» Goal of the exercise
Please copy every line of the records below that holds the word "SAFEX".

» Given data

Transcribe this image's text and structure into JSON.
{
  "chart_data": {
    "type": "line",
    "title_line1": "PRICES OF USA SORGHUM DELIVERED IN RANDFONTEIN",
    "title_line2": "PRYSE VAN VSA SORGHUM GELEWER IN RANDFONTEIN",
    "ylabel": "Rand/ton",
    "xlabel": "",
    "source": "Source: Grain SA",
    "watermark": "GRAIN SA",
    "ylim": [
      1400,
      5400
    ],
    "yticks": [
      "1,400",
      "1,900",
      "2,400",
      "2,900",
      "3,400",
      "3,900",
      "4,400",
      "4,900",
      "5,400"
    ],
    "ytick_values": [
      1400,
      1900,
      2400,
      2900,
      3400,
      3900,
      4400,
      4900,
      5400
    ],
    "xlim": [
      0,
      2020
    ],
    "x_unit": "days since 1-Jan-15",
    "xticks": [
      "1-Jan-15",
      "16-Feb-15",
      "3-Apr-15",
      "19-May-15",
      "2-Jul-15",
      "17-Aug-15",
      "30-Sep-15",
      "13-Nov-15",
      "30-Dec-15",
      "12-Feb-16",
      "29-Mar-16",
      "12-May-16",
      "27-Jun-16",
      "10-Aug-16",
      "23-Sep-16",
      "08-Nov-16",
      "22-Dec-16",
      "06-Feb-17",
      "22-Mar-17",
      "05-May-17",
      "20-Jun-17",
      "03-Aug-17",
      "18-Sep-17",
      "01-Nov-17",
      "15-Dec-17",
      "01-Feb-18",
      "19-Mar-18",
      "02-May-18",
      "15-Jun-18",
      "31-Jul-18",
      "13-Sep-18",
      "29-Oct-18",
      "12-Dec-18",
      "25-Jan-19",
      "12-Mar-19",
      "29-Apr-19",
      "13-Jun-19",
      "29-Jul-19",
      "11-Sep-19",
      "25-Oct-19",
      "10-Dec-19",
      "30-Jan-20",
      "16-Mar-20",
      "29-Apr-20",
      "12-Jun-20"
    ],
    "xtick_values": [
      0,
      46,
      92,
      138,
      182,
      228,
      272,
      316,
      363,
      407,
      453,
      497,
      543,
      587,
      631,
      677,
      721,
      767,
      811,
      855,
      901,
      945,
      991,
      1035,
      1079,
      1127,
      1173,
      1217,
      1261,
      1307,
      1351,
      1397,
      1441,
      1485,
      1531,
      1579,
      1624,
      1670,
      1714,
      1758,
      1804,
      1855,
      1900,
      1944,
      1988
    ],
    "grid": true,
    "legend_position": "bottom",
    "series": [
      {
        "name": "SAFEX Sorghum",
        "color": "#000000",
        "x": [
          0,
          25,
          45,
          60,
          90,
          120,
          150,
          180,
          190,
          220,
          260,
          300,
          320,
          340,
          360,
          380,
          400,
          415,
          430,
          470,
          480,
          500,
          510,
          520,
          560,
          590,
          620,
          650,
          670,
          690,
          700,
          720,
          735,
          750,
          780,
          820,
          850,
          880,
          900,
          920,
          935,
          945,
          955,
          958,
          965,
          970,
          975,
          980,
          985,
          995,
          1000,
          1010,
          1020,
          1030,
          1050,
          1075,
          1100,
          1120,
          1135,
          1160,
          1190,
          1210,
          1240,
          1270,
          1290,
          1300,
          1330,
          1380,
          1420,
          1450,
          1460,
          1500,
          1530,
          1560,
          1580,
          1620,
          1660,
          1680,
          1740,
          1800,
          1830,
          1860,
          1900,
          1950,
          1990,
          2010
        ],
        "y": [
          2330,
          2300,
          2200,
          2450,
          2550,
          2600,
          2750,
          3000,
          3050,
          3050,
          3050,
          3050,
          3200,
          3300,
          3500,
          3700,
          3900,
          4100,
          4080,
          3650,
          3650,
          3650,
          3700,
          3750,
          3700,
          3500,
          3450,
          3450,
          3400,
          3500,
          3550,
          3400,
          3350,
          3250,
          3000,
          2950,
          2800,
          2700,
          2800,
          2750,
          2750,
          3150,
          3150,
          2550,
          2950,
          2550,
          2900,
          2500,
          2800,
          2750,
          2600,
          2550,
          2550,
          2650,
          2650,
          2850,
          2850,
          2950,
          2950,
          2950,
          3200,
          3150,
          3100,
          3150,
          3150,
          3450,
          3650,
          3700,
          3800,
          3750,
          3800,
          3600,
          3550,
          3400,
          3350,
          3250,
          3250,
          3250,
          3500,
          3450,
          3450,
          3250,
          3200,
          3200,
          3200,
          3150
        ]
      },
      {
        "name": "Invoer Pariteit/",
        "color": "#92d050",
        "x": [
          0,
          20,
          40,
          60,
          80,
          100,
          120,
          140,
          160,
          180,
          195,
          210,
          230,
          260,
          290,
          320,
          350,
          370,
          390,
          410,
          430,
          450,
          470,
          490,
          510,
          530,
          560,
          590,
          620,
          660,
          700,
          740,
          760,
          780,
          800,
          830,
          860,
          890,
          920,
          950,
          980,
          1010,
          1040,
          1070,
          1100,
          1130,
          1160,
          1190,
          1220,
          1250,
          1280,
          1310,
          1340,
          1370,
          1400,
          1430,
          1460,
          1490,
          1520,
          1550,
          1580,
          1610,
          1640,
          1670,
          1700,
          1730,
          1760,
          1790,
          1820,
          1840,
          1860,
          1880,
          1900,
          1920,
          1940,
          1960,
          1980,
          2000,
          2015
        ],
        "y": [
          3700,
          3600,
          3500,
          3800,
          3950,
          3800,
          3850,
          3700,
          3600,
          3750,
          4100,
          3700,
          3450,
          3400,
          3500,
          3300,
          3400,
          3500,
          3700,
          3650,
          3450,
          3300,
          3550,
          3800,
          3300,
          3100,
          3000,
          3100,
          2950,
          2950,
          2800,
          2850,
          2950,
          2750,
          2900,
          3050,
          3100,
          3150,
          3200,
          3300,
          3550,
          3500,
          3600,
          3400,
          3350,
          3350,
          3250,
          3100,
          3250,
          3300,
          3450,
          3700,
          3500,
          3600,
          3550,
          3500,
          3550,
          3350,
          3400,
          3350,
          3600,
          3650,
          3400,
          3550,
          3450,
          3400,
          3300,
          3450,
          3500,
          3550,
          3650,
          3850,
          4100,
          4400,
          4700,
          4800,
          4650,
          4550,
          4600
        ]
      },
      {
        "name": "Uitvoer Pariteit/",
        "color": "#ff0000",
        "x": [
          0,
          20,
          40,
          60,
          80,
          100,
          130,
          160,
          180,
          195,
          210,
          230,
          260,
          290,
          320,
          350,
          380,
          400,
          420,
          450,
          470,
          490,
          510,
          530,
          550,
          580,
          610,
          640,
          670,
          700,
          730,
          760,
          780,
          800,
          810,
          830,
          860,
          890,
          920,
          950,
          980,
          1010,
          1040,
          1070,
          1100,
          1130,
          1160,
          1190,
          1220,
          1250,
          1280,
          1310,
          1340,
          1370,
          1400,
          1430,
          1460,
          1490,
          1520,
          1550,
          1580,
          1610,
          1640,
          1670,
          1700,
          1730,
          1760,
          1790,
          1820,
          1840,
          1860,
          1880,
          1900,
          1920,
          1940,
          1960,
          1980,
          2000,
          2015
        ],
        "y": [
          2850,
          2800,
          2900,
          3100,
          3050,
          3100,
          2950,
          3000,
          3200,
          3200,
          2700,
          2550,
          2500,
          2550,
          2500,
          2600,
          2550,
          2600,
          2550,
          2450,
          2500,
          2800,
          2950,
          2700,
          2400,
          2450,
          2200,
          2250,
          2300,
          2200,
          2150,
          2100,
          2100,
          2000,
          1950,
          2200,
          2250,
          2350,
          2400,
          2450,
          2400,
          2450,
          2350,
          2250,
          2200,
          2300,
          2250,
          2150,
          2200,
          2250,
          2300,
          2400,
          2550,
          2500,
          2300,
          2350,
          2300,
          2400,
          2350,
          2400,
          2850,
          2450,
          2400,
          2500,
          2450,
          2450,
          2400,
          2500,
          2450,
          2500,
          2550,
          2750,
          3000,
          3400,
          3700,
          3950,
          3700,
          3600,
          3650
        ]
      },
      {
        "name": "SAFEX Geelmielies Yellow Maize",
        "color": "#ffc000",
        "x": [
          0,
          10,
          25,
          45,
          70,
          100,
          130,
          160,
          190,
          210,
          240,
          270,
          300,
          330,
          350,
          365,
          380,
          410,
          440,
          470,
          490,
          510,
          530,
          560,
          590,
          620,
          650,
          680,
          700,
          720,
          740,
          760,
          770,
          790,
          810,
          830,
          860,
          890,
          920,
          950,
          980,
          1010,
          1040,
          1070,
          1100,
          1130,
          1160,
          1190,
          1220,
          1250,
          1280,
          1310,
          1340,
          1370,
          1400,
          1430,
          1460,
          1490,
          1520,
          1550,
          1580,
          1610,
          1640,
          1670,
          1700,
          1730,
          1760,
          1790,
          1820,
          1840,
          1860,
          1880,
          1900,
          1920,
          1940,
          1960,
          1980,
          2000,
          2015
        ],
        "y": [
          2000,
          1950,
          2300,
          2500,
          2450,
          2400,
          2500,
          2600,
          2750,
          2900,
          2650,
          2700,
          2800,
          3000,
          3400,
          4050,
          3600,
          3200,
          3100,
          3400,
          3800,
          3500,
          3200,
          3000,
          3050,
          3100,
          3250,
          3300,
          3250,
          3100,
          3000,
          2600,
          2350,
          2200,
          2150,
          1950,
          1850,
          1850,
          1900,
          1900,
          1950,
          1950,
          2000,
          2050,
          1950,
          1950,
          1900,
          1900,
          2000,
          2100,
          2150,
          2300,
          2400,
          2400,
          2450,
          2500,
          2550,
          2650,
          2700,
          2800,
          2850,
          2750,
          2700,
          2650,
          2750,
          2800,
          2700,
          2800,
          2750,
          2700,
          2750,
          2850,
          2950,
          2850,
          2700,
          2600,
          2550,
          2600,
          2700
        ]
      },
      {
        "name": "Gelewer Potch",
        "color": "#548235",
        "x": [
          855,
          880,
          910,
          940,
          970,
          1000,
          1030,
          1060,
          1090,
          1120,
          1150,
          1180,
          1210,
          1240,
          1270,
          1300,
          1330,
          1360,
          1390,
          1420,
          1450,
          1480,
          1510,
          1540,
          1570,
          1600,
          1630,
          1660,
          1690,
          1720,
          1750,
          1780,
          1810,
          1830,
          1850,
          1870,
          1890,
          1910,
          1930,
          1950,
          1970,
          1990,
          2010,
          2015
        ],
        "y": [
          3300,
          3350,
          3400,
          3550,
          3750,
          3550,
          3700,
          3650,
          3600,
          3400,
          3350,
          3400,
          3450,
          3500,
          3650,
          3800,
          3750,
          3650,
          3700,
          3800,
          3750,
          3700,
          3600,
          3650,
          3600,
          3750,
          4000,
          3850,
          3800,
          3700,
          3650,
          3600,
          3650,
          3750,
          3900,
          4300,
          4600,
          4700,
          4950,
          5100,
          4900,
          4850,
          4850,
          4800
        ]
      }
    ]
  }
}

» Finished task
        "name": "SAFEX Sorghum",
        "name": "SAFEX Geelmielies Yellow Maize",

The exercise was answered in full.